Raw records:
#####
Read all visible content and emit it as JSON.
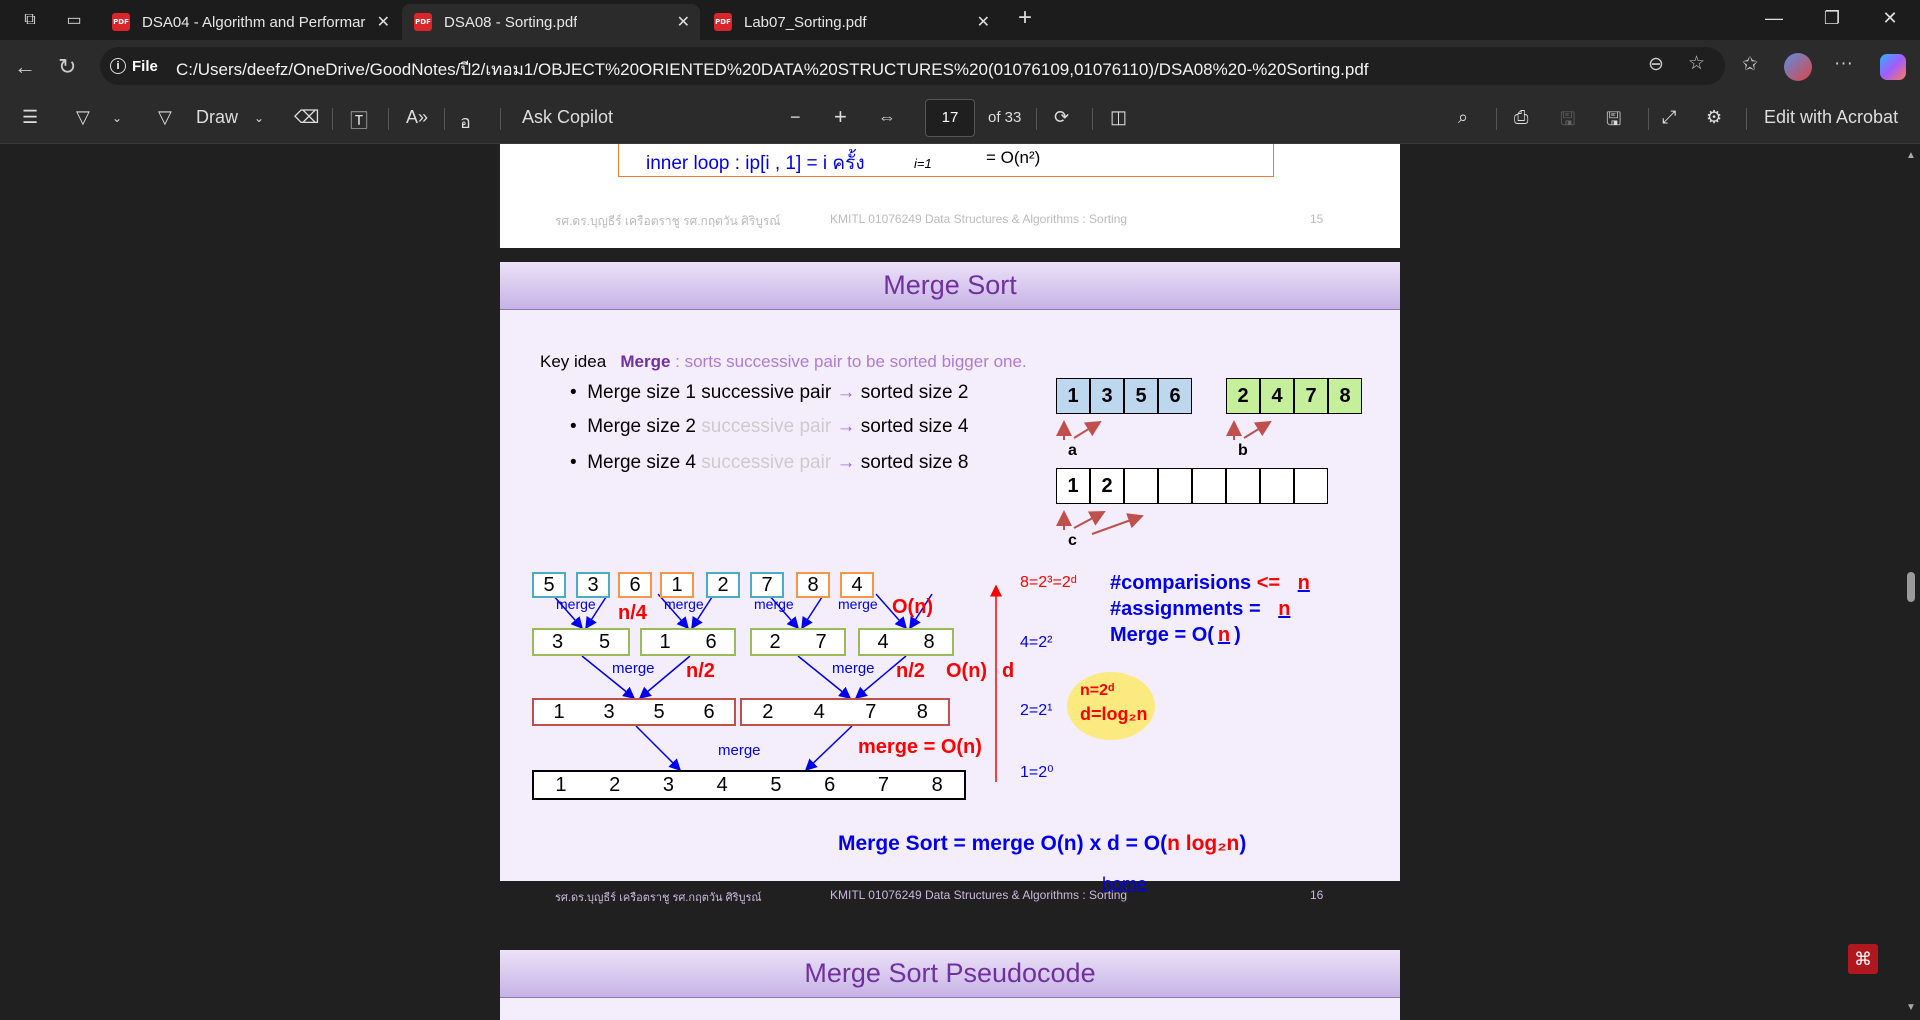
{
  "browser": {
    "tabs": [
      {
        "title": "DSA04 - Algorithm and Performar",
        "active": false
      },
      {
        "title": "DSA08 - Sorting.pdf",
        "active": true
      },
      {
        "title": "Lab07_Sorting.pdf",
        "active": false
      }
    ],
    "site_label": "File",
    "url": "C:/Users/deefz/OneDrive/GoodNotes/ปี2/เทอม1/OBJECT%20ORIENTED%20DATA%20STRUCTURES%20(01076109,01076110)/DSA08%20-%20Sorting.pdf",
    "pdf_badge": "PDF"
  },
  "toolbar": {
    "draw_label": "Draw",
    "copilot_label": "Ask Copilot",
    "page_current": "17",
    "page_total": "of 33",
    "acrobat_label": "Edit with Acrobat"
  },
  "prev_slide": {
    "inner_loop": "inner loop : ip[i , 1] = i ครั้ง",
    "sum_index": "i=1",
    "complexity": "= O(n²)",
    "footer_authors": "รศ.ดร.บุญธีร์ เครือตราชู  รศ.กฤตวัน ศิริบูรณ์",
    "footer_course": "KMITL    01076249 Data Structures & Algorithms : Sorting",
    "footer_page": "15"
  },
  "slide": {
    "title": "Merge Sort",
    "key_idea_label": "Key idea",
    "merge_word": "Merge",
    "key_idea_text": ": sorts successive pair to be sorted bigger one.",
    "bullets": [
      {
        "a": "Merge size 1 successive pair",
        "b": "",
        "arrow": "→",
        "c": "sorted size 2"
      },
      {
        "a": "Merge size 2",
        "b": "successive pair",
        "arrow": "→",
        "c": "sorted size 4"
      },
      {
        "a": "Merge size 4",
        "b": "successive pair",
        "arrow": "→",
        "c": "sorted size 8"
      }
    ],
    "array_a": [
      "1",
      "3",
      "5",
      "6"
    ],
    "array_b": [
      "2",
      "4",
      "7",
      "8"
    ],
    "array_c": [
      "1",
      "2",
      "",
      "",
      "",
      "",
      "",
      ""
    ],
    "label_a": "a",
    "label_b": "b",
    "label_c": "c",
    "level0": [
      "5",
      "3",
      "6",
      "1",
      "2",
      "7",
      "8",
      "4"
    ],
    "level1": [
      [
        "3",
        "5"
      ],
      [
        "1",
        "6"
      ],
      [
        "2",
        "7"
      ],
      [
        "4",
        "8"
      ]
    ],
    "level2": [
      [
        "1",
        "3",
        "5",
        "6"
      ],
      [
        "2",
        "4",
        "7",
        "8"
      ]
    ],
    "level3": [
      "1",
      "2",
      "3",
      "4",
      "5",
      "6",
      "7",
      "8"
    ],
    "merge_word_small": "merge",
    "n4": "n/4",
    "n2": "n/2",
    "on": "O(n)",
    "d": "d",
    "merge_on": "merge = O(n)",
    "lvl_labels": [
      "8=2³=2ᵈ",
      "4=2²",
      "2=2¹",
      "1=2⁰"
    ],
    "comparisons_label": "#comparisions",
    "comparisons_op": "<=",
    "comparisons_val": "n",
    "assignments_label": "#assignments  =",
    "assignments_val": "n",
    "merge_complexity_prefix": "Merge = O(",
    "merge_complexity_val": "n",
    "merge_complexity_suffix": ")",
    "note_n": "n=2ᵈ",
    "note_d": "d=log₂n",
    "summary_prefix": "Merge Sort = merge O(n) x  d = O(",
    "summary_red": "n log₂n",
    "summary_suffix": ")",
    "home_link": "home",
    "footer_authors": "รศ.ดร.บุญธีร์ เครือตราชู  รศ.กฤตวัน ศิริบูรณ์",
    "footer_course": "KMITL    01076249 Data Structures & Algorithms : Sorting",
    "footer_page": "16"
  },
  "next_slide": {
    "title": "Merge Sort Pseudocode"
  }
}
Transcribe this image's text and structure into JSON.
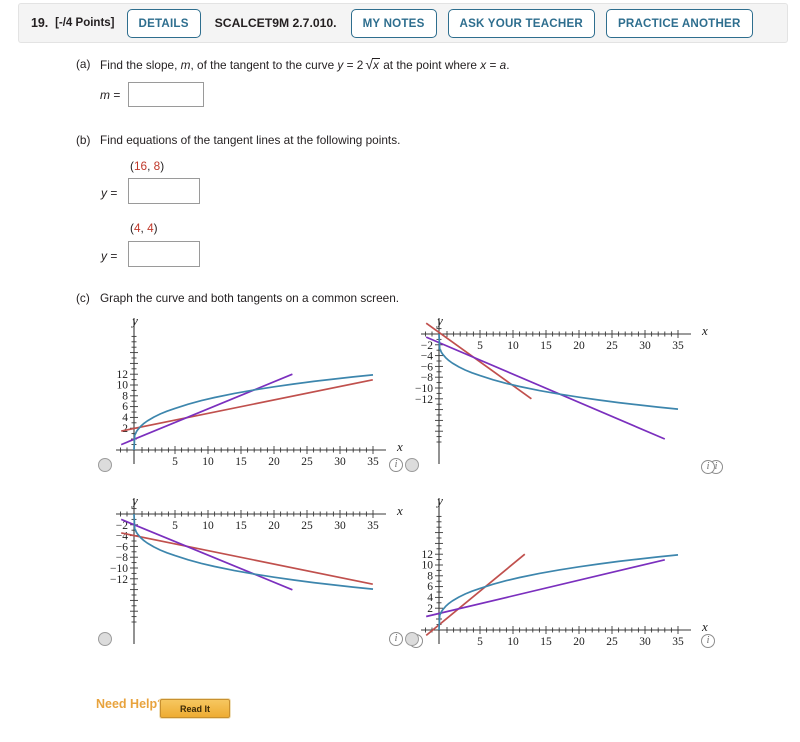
{
  "header": {
    "question_number": "19.",
    "points": "[-/4 Points]",
    "details_label": "DETAILS",
    "textbook_ref": "SCALCET9M 2.7.010.",
    "my_notes_label": "MY NOTES",
    "ask_teacher_label": "ASK YOUR TEACHER",
    "practice_another_label": "PRACTICE ANOTHER",
    "accent_color": "#2e6e8e"
  },
  "parts": {
    "a": {
      "label": "(a)",
      "text_before": "Find the slope,",
      "var_m": "m",
      "text_mid": ", of the tangent to the curve",
      "eq_y": "y",
      "eq_equals": "=",
      "eq_coef": "2",
      "eq_radical": "√",
      "eq_radicand": "x",
      "text_after": "at the point where",
      "eq_x": "x",
      "eq_a": "a",
      "period": ".",
      "answer_label": "m",
      "answer_equals": "=",
      "answer_value": "",
      "answer_placeholder": ""
    },
    "b": {
      "label": "(b)",
      "text": "Find equations of the tangent lines at the following points.",
      "point1": {
        "open": "(",
        "x": "16",
        "comma": ", ",
        "y": "8",
        "close": ")"
      },
      "answer1_label": "y",
      "answer1_equals": "=",
      "answer1_value": "",
      "point2": {
        "open": "(",
        "x": "4",
        "comma": ", ",
        "y": "4",
        "close": ")"
      },
      "answer2_label": "y",
      "answer2_equals": "=",
      "answer2_value": "",
      "point_color": "#c0392b"
    },
    "c": {
      "label": "(c)",
      "text": "Graph the curve and both tangents on a common screen."
    }
  },
  "chart_data": [
    {
      "id": "graph-1",
      "position": "top-left",
      "type": "line",
      "title": "",
      "xlabel": "x",
      "ylabel": "y",
      "xlim": [
        -2,
        37
      ],
      "ylim": [
        -0.6,
        14
      ],
      "xticks": [
        5,
        10,
        15,
        20,
        25,
        30,
        35
      ],
      "yticks": [
        2,
        4,
        6,
        8,
        10,
        12
      ],
      "grid": false,
      "legend": "none",
      "series": [
        {
          "name": "curve",
          "color": "#3d86ad",
          "kind": "sqrt",
          "expr": "y = 2*sqrt(x)",
          "domain": [
            0,
            36
          ]
        },
        {
          "name": "tangent-at-16",
          "color": "#c0504d",
          "kind": "line",
          "slope": 0.25,
          "intercept": 4,
          "domain": [
            -2,
            36
          ]
        },
        {
          "name": "tangent-at-4",
          "color": "#7b2fbe",
          "kind": "line",
          "slope": 0.5,
          "intercept": 2,
          "domain": [
            -2,
            24
          ]
        }
      ],
      "selected": false
    },
    {
      "id": "graph-2",
      "position": "top-right",
      "type": "line",
      "title": "",
      "xlabel": "x",
      "ylabel": "y",
      "xlim": [
        -2,
        37
      ],
      "ylim": [
        -14,
        2.5
      ],
      "xticks": [
        5,
        10,
        15,
        20,
        25,
        30,
        35
      ],
      "yticks": [
        -2,
        -4,
        -6,
        -8,
        -10,
        -12
      ],
      "grid": false,
      "legend": "none",
      "series": [
        {
          "name": "curve",
          "color": "#3d86ad",
          "kind": "sqrt",
          "expr": "y = -2*sqrt(x)",
          "domain": [
            0,
            36
          ]
        },
        {
          "name": "tangent-steep",
          "color": "#c0504d",
          "kind": "line",
          "slope": -1.0,
          "intercept": 2,
          "domain": [
            -2,
            14
          ]
        },
        {
          "name": "tangent-shallow",
          "color": "#7b2fbe",
          "kind": "line",
          "slope": -0.43,
          "intercept": -2,
          "domain": [
            -2,
            33
          ]
        }
      ],
      "selected": false
    },
    {
      "id": "graph-3",
      "position": "bottom-left",
      "type": "line",
      "title": "",
      "xlabel": "x",
      "ylabel": "y",
      "xlim": [
        -2,
        37
      ],
      "ylim": [
        -14,
        2.5
      ],
      "xticks": [
        5,
        10,
        15,
        20,
        25,
        30,
        35
      ],
      "yticks": [
        -2,
        -4,
        -6,
        -8,
        -10,
        -12
      ],
      "grid": false,
      "legend": "none",
      "series": [
        {
          "name": "curve",
          "color": "#3d86ad",
          "kind": "sqrt",
          "expr": "y = -2*sqrt(x)",
          "domain": [
            0,
            36
          ]
        },
        {
          "name": "tangent-at-16",
          "color": "#c0504d",
          "kind": "line",
          "slope": -0.25,
          "intercept": -4,
          "domain": [
            -2,
            36
          ]
        },
        {
          "name": "tangent-at-4",
          "color": "#7b2fbe",
          "kind": "line",
          "slope": -0.5,
          "intercept": -2,
          "domain": [
            -2,
            24
          ]
        }
      ],
      "selected": false
    },
    {
      "id": "graph-4",
      "position": "bottom-right",
      "type": "line",
      "title": "",
      "xlabel": "x",
      "ylabel": "y",
      "xlim": [
        -2,
        37
      ],
      "ylim": [
        -0.6,
        14
      ],
      "xticks": [
        5,
        10,
        15,
        20,
        25,
        30,
        35
      ],
      "yticks": [
        2,
        4,
        6,
        8,
        10,
        12
      ],
      "grid": false,
      "legend": "none",
      "series": [
        {
          "name": "curve",
          "color": "#3d86ad",
          "kind": "sqrt",
          "expr": "y = 2*sqrt(x)",
          "domain": [
            0,
            36
          ]
        },
        {
          "name": "tangent-steep",
          "color": "#c0504d",
          "kind": "line",
          "slope": 1.0,
          "intercept": 1,
          "domain": [
            -2,
            13
          ]
        },
        {
          "name": "tangent-shallow",
          "color": "#7b2fbe",
          "kind": "line",
          "slope": 0.32,
          "intercept": 2.4,
          "domain": [
            -2,
            33
          ]
        }
      ],
      "selected": false
    }
  ],
  "icons": {
    "info_glyph": "i",
    "radio_name": "radio-button"
  },
  "footer": {
    "need_help_label": "Need Help?",
    "read_it_label": "Read It",
    "accent_color": "#e8a33d"
  }
}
#####
Your goal:
Say how many lines in the records hold "points", with the number as the whole reply.

Final result:
2